YOUR OBJECTIVE:
Say how many lines hold the string "Incidence", and nothing more.
>> Begin INPUT MATERIAL
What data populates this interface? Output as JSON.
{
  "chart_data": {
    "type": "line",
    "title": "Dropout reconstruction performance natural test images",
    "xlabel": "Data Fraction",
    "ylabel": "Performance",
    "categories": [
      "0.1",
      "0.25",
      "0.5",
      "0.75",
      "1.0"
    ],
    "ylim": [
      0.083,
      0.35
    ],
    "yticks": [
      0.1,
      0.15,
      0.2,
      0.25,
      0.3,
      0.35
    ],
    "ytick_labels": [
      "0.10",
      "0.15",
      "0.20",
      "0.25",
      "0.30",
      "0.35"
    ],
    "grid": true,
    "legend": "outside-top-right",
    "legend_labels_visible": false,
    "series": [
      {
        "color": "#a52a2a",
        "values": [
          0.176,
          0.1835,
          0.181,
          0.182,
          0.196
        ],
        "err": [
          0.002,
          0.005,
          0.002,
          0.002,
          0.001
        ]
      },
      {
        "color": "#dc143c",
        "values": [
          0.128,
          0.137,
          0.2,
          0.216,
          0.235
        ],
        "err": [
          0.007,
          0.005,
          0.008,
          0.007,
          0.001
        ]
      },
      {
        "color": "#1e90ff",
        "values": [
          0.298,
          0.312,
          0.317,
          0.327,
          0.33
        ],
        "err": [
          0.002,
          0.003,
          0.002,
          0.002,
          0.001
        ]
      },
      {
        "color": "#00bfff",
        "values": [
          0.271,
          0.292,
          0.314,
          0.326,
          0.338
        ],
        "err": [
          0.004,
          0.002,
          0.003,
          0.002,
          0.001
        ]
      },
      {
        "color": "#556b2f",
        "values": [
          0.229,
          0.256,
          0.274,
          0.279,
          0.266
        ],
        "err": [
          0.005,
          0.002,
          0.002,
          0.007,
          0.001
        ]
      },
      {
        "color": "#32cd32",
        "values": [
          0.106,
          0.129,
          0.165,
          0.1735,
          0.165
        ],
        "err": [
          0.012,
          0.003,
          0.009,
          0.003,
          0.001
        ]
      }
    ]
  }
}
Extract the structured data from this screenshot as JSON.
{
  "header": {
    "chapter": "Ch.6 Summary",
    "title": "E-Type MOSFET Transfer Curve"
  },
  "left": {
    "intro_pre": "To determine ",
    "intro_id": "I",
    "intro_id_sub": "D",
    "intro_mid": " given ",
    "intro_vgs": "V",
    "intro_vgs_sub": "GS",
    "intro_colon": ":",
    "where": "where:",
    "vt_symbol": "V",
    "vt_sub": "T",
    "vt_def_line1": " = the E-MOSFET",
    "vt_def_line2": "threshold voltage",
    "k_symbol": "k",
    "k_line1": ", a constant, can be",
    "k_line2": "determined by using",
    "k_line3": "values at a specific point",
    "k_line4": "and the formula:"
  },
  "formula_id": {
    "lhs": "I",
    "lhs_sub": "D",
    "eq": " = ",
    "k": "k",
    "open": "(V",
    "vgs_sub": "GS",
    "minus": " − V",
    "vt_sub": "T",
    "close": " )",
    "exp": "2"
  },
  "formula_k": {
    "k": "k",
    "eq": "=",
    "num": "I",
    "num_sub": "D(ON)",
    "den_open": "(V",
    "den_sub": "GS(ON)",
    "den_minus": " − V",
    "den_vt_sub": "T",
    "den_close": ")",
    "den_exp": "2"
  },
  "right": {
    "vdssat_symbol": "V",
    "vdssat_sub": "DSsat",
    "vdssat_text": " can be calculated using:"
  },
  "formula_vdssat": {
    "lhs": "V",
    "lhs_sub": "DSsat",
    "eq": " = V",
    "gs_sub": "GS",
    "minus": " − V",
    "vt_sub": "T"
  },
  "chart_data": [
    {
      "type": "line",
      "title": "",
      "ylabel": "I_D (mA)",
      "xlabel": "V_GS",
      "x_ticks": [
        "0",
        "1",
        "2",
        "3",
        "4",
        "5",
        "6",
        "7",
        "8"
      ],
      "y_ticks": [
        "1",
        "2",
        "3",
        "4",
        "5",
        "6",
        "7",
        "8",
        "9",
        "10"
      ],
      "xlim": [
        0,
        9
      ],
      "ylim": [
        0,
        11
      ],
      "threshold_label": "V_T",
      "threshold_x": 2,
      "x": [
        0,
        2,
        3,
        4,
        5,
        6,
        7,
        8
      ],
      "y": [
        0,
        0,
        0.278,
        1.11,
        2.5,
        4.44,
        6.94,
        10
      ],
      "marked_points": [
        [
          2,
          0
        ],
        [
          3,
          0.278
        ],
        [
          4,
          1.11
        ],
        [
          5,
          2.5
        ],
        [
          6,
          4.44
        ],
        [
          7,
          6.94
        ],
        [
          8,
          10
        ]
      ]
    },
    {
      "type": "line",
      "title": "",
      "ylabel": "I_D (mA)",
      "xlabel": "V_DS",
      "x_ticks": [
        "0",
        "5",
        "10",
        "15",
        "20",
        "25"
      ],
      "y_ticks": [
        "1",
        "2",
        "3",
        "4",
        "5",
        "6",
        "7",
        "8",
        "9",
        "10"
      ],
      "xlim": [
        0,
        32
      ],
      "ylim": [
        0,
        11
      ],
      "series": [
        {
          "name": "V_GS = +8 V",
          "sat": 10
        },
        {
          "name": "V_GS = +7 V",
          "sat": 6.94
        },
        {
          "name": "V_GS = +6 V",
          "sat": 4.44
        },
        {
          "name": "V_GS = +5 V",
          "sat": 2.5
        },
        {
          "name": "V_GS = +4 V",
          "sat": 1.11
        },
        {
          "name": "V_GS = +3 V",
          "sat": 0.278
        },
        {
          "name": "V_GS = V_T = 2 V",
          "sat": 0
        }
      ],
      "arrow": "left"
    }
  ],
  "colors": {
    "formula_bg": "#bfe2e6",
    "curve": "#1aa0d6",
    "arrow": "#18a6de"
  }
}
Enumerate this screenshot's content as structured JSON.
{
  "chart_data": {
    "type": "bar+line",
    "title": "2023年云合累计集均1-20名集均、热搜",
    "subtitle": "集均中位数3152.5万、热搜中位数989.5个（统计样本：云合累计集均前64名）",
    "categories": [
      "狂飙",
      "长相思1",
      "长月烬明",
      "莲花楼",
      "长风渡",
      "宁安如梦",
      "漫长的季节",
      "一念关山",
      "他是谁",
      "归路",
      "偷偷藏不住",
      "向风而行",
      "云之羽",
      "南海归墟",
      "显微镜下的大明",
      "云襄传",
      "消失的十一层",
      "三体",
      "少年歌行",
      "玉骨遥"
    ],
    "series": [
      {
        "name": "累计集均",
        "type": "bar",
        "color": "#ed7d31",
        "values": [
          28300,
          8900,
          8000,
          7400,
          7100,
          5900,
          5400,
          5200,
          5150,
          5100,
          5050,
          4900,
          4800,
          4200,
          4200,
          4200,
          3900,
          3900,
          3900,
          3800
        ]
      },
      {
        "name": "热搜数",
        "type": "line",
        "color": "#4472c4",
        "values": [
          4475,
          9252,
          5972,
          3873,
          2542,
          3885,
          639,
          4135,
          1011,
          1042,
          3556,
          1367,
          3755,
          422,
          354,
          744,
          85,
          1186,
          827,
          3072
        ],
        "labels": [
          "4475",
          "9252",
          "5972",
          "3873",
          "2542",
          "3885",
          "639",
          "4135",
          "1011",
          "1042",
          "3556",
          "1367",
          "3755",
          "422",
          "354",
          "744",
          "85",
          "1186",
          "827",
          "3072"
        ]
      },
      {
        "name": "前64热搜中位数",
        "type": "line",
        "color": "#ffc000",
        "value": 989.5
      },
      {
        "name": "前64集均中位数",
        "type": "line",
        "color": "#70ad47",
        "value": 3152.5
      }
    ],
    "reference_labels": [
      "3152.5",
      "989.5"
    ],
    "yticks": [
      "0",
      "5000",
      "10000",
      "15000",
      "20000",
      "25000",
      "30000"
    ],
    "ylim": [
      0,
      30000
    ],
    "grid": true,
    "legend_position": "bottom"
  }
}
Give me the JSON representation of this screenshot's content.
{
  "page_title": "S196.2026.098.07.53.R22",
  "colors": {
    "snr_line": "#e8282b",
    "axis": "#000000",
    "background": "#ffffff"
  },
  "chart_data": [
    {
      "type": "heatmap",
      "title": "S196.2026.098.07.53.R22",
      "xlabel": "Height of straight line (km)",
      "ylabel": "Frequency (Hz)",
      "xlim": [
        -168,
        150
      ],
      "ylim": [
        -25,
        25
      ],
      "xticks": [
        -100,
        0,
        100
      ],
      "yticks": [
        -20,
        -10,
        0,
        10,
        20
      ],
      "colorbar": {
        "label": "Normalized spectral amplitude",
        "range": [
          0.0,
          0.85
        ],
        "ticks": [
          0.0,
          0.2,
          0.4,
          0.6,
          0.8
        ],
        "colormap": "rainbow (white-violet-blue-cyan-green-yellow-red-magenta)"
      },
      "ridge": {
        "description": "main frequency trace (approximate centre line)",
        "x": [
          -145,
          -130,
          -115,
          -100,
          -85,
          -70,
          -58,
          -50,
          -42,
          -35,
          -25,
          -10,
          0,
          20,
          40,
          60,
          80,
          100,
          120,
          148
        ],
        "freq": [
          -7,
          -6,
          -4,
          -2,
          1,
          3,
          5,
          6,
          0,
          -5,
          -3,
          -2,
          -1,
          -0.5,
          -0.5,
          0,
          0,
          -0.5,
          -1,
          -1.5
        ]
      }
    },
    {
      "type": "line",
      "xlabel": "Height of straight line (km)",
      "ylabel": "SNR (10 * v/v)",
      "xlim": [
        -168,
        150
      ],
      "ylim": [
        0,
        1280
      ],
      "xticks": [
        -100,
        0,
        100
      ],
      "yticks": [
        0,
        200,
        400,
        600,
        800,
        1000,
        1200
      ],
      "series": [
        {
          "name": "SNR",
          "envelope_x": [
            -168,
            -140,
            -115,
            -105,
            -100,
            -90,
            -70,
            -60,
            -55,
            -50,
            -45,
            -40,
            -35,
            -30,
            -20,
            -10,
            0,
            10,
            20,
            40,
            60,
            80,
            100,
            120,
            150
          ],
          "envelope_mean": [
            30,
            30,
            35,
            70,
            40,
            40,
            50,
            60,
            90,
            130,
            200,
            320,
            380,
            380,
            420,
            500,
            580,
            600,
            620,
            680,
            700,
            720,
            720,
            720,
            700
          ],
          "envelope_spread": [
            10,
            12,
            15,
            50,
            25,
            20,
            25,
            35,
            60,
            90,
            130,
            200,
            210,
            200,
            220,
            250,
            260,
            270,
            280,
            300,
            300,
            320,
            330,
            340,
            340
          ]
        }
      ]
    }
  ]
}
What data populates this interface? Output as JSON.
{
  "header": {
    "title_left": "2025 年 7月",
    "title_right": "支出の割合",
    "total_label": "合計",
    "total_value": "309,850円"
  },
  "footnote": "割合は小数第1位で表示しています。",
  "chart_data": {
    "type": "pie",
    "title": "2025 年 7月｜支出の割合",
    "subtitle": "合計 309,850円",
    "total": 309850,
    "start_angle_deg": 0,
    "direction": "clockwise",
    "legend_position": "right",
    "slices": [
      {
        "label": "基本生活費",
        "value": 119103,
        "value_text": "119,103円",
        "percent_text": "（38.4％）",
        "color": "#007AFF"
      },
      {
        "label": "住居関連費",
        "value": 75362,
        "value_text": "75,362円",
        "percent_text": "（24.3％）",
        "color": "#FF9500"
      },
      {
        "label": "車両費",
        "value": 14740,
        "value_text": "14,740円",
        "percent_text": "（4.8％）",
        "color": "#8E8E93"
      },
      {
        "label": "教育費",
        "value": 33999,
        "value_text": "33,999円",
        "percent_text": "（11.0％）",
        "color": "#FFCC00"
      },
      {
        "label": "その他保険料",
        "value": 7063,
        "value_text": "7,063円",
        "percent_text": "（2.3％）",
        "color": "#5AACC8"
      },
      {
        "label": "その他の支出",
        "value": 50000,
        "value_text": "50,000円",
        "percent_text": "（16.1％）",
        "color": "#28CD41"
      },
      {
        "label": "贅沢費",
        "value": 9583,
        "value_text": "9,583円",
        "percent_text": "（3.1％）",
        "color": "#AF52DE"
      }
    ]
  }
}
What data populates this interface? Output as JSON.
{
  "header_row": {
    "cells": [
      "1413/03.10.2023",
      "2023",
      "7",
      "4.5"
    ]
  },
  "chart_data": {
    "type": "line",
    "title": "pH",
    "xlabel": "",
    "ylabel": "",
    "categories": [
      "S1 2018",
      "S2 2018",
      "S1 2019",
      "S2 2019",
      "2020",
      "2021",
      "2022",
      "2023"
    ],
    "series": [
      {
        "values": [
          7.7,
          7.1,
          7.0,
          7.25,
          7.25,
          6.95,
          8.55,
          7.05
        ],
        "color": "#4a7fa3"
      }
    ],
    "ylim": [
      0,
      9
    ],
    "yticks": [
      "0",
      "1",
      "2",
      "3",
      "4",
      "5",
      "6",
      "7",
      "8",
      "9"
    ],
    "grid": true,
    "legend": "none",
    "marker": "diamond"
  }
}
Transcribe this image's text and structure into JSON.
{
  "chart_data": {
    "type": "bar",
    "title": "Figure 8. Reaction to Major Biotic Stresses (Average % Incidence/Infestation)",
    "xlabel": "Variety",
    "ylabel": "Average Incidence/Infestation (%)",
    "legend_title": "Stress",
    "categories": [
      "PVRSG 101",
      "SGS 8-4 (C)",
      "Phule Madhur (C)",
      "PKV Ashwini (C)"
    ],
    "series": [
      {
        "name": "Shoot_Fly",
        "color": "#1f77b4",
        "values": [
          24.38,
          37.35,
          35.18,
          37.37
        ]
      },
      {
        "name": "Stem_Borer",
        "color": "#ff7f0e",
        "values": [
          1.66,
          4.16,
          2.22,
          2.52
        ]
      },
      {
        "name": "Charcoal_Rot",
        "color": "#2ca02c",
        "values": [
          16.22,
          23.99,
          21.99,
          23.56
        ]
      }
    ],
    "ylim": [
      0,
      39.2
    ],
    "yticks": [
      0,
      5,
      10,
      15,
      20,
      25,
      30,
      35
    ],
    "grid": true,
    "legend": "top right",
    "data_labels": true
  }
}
>> End INPUT MATERIAL
PROBLEM SOLUTION:
2